Your goal:
Copy each line below exactly and leave the pictures out.

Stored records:
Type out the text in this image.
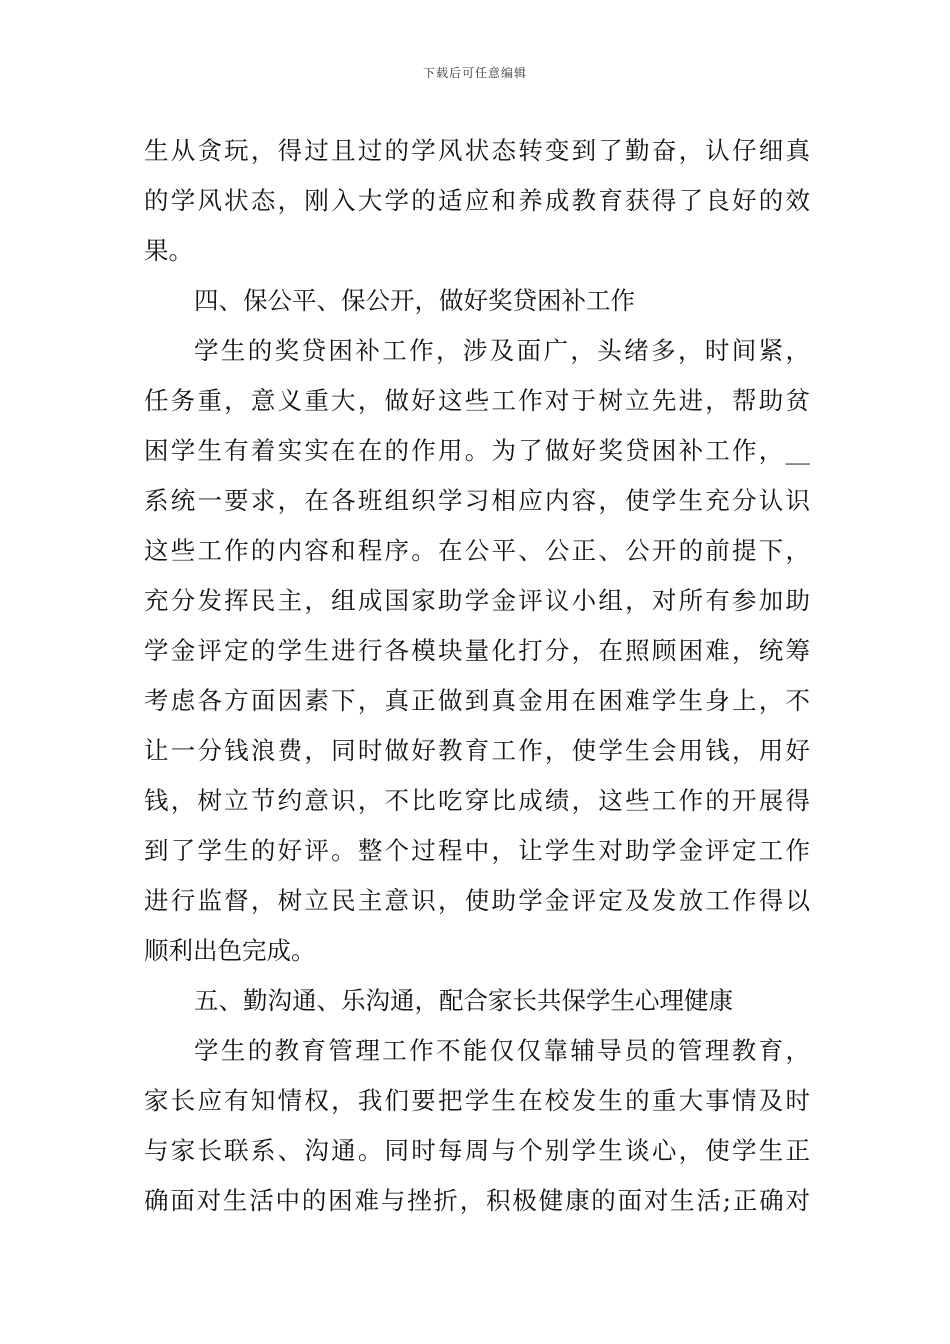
下载后可任意编辑
生从贪玩，得过且过的学风状态转变到了勤奋，认仔细真
的学风状态，刚入大学的适应和养成教育获得了良好的效
果。
四、保公平、保公开，做好奖贷困补工作
学生的奖贷困补工作，涉及面广，头绪多，时间紧，
任务重，意义重大，做好这些工作对于树立先进，帮助贫
困学生有着实实在在的作用。为了做好奖贷困补工作，__
系统一要求，在各班组织学习相应内容，使学生充分认识
这些工作的内容和程序。在公平、公正、公开的前提下，
充分发挥民主，组成国家助学金评议小组，对所有参加助
学金评定的学生进行各模块量化打分，在照顾困难，统筹
考虑各方面因素下，真正做到真金用在困难学生身上，不
让一分钱浪费，同时做好教育工作，使学生会用钱，用好
钱，树立节约意识，不比吃穿比成绩，这些工作的开展得
到了学生的好评。整个过程中，让学生对助学金评定工作
进行监督，树立民主意识，使助学金评定及发放工作得以
顺利出色完成。
五、勤沟通、乐沟通，配合家长共保学生心理健康
学生的教育管理工作不能仅仅靠辅导员的管理教育，
家长应有知情权，我们要把学生在校发生的重大事情及时
与家长联系、沟通。同时每周与个别学生谈心，使学生正
确面对生活中的困难与挫折，积极健康的面对生活;正确对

Answer to the problem:
Type out the text in this image.
下载后可任意编辑
生从贪玩，得过且过的学风状态转变到了勤奋，认仔细真
的学风状态，刚入大学的适应和养成教育获得了良好的效
果。
四、保公平、保公开，做好奖贷困补工作
学生的奖贷困补工作，涉及面广，头绪多，时间紧，
任务重，意义重大，做好这些工作对于树立先进，帮助贫
困学生有着实实在在的作用。为了做好奖贷困补工作，__
系统一要求，在各班组织学习相应内容，使学生充分认识
这些工作的内容和程序。在公平、公正、公开的前提下，
充分发挥民主，组成国家助学金评议小组，对所有参加助
学金评定的学生进行各模块量化打分，在照顾困难，统筹
考虑各方面因素下，真正做到真金用在困难学生身上，不
让一分钱浪费，同时做好教育工作，使学生会用钱，用好
钱，树立节约意识，不比吃穿比成绩，这些工作的开展得
到了学生的好评。整个过程中，让学生对助学金评定工作
进行监督，树立民主意识，使助学金评定及发放工作得以
顺利出色完成。
五、勤沟通、乐沟通，配合家长共保学生心理健康
学生的教育管理工作不能仅仅靠辅导员的管理教育，
家长应有知情权，我们要把学生在校发生的重大事情及时
与家长联系、沟通。同时每周与个别学生谈心，使学生正
确面对生活中的困难与挫折，积极健康的面对生活;正确对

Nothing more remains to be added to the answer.